Written request:
Exactly reproduce each record listed below.

Records excerpted from a collection:

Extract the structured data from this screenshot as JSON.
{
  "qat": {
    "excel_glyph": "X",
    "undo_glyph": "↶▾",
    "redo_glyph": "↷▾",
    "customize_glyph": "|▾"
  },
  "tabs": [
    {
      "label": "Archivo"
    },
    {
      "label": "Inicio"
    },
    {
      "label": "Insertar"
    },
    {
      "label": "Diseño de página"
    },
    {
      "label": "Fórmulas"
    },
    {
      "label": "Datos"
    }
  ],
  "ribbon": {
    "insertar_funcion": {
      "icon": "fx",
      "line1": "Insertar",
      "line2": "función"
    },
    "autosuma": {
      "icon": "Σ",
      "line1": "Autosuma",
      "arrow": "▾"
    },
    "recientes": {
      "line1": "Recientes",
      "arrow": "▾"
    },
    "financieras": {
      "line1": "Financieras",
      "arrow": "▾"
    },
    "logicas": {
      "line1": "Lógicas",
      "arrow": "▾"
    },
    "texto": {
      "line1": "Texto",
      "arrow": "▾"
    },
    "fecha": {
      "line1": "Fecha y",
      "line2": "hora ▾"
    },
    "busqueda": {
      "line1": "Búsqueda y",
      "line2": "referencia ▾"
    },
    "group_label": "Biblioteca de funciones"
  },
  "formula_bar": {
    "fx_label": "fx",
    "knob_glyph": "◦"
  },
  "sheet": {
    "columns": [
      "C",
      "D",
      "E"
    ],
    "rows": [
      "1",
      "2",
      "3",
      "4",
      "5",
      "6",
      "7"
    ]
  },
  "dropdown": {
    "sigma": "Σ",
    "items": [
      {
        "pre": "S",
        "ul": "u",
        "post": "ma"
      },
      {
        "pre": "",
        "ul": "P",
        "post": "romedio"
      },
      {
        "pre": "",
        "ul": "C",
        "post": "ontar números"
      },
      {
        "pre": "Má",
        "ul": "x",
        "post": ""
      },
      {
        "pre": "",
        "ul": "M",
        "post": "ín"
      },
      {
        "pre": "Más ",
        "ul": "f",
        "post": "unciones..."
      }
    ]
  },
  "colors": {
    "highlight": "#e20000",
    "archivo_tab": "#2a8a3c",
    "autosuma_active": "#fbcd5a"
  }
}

Response to the exercise:
Extract the structured data from this screenshot as JSON.
{
  "qat": {
    "excel_glyph": "X",
    "undo_glyph": "↶▾",
    "redo_glyph": "↷▾",
    "customize_glyph": "|▾"
  },
  "tabs": [
    {
      "label": "Archivo"
    },
    {
      "label": "Inicio"
    },
    {
      "label": "Insertar"
    },
    {
      "label": "Diseño de página"
    },
    {
      "label": "Fórmulas"
    },
    {
      "label": "Datos"
    }
  ],
  "ribbon": {
    "insertar_funcion": {
      "icon": "fx",
      "line1": "Insertar",
      "line2": "función"
    },
    "autosuma": {
      "icon": "Σ",
      "line1": "Autosuma",
      "arrow": "▾"
    },
    "recientes": {
      "line1": "Recientes",
      "arrow": "▾"
    },
    "financieras": {
      "line1": "Financieras",
      "arrow": "▾"
    },
    "logicas": {
      "line1": "Lógicas",
      "arrow": "▾"
    },
    "texto": {
      "line1": "Texto",
      "arrow": "▾"
    },
    "fecha": {
      "line1": "Fecha y",
      "line2": "hora ▾"
    },
    "busqueda": {
      "line1": "Búsqueda y",
      "line2": "referencia ▾"
    },
    "group_label": "Biblioteca de funciones"
  },
  "formula_bar": {
    "fx_label": "fx",
    "knob_glyph": "◦"
  },
  "sheet": {
    "columns": [
      "C",
      "D",
      "E"
    ],
    "rows": [
      "1",
      "2",
      "3",
      "4",
      "5",
      "6",
      "7"
    ]
  },
  "dropdown": {
    "sigma": "Σ",
    "items": [
      {
        "pre": "S",
        "ul": "u",
        "post": "ma"
      },
      {
        "pre": "",
        "ul": "P",
        "post": "romedio"
      },
      {
        "pre": "",
        "ul": "C",
        "post": "ontar números"
      },
      {
        "pre": "Má",
        "ul": "x",
        "post": ""
      },
      {
        "pre": "",
        "ul": "M",
        "post": "ín"
      },
      {
        "pre": "Más ",
        "ul": "f",
        "post": "unciones..."
      }
    ]
  },
  "colors": {
    "highlight": "#e20000",
    "archivo_tab": "#2a8a3c",
    "autosuma_active": "#fbcd5a"
  }
}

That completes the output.